Direction -> How many lines of the material below contain the string "their"? Answer with the number and nothing else.
___ Source data ___
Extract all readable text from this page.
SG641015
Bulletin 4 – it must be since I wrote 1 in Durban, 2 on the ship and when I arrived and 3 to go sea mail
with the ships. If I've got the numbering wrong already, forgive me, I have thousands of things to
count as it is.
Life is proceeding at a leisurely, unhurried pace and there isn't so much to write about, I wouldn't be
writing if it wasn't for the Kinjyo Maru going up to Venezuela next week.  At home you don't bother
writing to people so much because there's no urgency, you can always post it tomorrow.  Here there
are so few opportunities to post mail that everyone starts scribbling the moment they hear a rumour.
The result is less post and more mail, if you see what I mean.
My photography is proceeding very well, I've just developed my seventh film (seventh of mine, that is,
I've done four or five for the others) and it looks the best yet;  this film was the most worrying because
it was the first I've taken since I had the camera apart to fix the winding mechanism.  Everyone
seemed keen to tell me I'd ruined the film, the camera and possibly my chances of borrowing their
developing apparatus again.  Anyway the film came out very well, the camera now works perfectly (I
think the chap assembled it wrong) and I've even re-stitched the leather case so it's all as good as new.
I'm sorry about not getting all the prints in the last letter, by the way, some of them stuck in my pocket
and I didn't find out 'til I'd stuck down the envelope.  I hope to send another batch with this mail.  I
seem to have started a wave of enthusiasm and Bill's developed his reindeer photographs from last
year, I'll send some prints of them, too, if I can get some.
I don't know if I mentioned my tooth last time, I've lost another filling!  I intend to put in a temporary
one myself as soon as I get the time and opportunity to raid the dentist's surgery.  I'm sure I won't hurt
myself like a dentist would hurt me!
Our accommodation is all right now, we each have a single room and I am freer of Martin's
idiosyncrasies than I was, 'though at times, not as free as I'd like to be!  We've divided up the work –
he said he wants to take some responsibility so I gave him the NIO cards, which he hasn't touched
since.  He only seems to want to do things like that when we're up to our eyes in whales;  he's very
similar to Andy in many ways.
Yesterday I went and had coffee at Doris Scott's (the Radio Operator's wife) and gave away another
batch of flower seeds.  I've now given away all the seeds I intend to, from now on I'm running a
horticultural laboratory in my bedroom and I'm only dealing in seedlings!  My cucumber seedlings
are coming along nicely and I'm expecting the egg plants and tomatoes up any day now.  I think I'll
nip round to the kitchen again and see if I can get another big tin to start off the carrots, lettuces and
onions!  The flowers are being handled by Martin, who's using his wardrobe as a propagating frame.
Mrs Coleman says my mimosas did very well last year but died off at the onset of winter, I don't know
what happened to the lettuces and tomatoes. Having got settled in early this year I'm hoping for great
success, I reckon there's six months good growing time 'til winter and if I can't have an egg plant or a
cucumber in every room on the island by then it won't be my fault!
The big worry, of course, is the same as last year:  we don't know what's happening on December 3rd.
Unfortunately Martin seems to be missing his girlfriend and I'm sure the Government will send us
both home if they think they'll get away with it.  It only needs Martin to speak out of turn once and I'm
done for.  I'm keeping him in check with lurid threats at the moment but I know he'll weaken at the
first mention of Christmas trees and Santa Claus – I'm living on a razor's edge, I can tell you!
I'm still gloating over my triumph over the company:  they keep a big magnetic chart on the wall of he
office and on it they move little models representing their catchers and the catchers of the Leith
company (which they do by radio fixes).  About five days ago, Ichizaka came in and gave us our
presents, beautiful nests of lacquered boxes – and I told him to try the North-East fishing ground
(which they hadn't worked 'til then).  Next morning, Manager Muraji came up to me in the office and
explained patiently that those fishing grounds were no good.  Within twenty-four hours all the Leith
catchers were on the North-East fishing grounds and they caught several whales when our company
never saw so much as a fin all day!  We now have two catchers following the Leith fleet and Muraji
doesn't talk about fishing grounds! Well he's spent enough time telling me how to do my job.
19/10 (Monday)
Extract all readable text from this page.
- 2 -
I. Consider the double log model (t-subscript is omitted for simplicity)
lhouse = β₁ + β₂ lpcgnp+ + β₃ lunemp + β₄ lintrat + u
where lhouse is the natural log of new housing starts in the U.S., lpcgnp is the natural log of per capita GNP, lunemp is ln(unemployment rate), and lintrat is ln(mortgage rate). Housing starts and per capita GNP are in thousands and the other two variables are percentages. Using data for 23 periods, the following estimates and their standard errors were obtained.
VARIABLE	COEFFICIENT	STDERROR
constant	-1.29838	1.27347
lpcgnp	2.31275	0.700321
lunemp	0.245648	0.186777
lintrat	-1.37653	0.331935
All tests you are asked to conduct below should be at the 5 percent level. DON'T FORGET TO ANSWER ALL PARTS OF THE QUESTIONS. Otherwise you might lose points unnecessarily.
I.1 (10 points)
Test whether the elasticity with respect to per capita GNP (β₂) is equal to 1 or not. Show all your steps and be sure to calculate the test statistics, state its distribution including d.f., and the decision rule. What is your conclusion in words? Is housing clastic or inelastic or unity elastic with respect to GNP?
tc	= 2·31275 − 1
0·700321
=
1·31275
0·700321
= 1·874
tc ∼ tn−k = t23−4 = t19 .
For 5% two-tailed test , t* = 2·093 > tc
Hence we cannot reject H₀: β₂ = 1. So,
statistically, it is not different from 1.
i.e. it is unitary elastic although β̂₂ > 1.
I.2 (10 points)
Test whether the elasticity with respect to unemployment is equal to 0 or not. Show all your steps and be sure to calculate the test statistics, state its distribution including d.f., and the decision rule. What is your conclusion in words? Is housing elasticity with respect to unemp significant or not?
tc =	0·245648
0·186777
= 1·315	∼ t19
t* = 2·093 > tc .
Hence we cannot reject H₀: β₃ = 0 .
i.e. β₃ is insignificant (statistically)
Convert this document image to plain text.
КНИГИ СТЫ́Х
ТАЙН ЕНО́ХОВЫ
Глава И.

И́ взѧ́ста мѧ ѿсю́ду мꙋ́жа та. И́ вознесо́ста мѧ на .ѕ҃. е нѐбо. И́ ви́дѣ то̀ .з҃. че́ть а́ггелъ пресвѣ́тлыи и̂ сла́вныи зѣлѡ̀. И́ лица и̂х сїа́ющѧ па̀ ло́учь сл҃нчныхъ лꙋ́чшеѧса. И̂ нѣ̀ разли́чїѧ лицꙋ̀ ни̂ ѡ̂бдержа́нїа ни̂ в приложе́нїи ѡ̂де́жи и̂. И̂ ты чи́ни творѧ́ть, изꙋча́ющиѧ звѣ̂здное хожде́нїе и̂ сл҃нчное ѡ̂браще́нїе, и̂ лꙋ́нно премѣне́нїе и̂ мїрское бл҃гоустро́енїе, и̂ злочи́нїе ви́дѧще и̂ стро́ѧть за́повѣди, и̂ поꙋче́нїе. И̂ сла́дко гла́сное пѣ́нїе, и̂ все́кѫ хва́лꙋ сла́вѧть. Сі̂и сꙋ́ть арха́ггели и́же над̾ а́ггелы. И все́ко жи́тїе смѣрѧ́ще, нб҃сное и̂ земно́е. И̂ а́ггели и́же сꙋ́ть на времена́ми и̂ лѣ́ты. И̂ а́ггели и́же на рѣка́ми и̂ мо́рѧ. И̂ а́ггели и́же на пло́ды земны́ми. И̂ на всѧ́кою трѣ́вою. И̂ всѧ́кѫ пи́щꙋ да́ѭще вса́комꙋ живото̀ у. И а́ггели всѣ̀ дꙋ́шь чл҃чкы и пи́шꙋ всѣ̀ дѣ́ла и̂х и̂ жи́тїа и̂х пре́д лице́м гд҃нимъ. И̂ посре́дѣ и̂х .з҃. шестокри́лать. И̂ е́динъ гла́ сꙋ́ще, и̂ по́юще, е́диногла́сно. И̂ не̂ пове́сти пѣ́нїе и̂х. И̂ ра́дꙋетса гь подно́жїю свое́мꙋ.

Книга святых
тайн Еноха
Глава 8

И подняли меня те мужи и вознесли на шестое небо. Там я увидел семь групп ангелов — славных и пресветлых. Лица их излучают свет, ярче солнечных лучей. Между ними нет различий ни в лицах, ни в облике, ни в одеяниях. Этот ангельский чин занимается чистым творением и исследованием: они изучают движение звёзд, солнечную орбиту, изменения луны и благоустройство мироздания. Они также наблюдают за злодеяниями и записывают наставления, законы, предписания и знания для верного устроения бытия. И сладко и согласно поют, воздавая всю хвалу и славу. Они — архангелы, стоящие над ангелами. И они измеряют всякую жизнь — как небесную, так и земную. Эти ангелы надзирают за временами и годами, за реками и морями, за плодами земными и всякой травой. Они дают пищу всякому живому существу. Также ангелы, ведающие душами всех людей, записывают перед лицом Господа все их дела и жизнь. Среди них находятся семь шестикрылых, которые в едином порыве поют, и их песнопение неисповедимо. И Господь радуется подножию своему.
___
Completed exercise -> 3